**DATA ENTRIES**

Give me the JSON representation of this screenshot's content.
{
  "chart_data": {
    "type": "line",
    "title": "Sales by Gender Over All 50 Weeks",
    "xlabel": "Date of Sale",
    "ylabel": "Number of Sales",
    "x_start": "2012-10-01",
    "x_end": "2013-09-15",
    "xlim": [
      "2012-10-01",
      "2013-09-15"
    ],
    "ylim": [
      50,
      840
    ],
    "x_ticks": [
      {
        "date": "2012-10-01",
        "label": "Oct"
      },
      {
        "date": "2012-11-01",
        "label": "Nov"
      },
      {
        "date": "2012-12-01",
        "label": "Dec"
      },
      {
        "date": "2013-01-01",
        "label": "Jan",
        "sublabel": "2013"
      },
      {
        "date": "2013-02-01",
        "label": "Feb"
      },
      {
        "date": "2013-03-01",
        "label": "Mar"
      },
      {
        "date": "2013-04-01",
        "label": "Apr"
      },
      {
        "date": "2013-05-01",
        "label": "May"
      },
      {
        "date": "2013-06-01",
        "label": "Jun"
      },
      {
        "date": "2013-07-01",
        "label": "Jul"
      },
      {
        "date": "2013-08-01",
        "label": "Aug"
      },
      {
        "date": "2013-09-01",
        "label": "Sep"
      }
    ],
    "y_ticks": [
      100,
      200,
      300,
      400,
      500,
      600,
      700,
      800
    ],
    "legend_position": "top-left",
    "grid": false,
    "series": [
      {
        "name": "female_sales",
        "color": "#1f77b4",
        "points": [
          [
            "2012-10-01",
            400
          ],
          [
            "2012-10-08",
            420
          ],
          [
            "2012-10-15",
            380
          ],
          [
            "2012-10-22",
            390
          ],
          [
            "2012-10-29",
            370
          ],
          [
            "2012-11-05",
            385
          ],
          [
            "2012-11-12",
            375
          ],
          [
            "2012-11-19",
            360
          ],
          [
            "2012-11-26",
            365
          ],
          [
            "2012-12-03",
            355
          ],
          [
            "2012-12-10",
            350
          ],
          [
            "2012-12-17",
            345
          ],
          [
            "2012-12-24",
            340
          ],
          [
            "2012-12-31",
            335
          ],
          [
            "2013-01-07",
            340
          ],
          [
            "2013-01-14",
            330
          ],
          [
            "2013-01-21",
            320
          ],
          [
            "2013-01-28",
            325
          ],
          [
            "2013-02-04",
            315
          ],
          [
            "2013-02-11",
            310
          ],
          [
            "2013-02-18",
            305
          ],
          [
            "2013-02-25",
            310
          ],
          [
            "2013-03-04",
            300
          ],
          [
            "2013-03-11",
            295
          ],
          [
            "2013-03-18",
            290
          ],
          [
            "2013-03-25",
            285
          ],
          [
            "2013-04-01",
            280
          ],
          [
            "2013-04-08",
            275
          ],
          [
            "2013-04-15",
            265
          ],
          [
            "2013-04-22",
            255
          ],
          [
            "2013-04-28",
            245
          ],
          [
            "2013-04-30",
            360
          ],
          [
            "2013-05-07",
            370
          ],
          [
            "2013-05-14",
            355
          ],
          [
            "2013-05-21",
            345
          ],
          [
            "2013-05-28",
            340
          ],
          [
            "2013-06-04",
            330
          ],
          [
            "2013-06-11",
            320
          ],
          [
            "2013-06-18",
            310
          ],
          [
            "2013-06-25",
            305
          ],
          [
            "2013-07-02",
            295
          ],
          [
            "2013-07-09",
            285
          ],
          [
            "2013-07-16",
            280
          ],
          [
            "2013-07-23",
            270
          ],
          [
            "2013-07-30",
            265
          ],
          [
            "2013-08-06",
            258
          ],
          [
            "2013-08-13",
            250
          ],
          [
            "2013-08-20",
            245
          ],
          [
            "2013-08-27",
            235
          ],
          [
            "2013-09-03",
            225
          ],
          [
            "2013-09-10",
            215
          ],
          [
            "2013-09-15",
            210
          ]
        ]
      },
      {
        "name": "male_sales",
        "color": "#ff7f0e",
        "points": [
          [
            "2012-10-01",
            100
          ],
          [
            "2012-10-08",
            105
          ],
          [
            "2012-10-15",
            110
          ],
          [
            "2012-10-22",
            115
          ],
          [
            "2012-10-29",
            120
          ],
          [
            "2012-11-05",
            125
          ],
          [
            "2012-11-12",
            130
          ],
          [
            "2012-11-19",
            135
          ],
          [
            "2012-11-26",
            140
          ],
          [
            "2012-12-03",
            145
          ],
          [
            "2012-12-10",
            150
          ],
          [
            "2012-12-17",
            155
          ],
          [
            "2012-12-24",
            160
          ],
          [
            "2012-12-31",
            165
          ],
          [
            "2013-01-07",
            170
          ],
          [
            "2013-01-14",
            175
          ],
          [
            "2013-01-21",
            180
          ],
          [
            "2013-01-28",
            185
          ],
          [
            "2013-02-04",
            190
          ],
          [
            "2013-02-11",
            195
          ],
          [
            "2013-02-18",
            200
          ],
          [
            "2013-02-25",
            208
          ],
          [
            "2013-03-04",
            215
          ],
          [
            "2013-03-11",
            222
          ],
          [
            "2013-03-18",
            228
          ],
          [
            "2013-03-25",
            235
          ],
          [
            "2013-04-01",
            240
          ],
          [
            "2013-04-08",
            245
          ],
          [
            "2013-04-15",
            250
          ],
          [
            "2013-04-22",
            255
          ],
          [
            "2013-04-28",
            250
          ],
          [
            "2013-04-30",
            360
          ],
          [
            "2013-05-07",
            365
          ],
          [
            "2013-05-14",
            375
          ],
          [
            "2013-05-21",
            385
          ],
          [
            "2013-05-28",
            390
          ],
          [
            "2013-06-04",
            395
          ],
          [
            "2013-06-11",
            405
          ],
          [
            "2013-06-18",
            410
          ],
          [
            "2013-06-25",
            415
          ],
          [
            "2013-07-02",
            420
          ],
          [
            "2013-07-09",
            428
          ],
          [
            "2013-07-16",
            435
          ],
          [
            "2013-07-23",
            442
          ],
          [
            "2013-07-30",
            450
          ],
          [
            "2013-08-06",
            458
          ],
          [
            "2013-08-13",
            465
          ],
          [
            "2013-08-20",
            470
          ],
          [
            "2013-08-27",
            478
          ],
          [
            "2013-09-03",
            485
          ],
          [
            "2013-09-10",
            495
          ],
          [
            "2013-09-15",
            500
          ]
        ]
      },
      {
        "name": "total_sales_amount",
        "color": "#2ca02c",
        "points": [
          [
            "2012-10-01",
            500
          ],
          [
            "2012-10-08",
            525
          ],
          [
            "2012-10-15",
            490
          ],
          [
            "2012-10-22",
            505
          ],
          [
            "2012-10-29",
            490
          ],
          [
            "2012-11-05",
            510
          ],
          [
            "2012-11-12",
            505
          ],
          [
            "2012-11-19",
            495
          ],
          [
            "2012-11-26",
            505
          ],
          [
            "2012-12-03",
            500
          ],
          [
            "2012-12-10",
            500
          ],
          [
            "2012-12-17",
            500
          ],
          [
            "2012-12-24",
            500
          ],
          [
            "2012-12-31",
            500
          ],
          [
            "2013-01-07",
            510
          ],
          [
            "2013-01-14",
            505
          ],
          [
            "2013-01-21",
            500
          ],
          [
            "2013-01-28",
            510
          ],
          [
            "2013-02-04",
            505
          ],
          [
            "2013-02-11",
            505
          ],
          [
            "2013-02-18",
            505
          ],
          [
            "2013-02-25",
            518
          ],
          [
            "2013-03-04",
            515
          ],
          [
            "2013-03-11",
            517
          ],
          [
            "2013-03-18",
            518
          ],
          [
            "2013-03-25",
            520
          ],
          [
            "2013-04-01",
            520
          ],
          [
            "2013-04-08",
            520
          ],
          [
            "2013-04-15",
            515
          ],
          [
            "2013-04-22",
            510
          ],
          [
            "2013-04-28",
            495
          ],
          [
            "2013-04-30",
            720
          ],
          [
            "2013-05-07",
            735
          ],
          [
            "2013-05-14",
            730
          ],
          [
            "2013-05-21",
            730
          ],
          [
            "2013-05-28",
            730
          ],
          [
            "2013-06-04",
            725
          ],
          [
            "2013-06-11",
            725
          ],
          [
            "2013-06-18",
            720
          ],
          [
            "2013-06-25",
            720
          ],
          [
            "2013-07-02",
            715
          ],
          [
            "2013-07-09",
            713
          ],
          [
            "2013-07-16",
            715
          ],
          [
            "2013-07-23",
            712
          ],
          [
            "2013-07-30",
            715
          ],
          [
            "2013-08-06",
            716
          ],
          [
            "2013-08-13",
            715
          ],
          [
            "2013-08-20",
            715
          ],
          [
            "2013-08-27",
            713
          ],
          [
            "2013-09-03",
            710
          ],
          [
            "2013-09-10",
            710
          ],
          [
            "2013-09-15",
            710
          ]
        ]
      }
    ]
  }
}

**SHORT TASK**
Tell how many lines of the data include the word "name", and nothing else.

**CORRECT RESPONSE**
3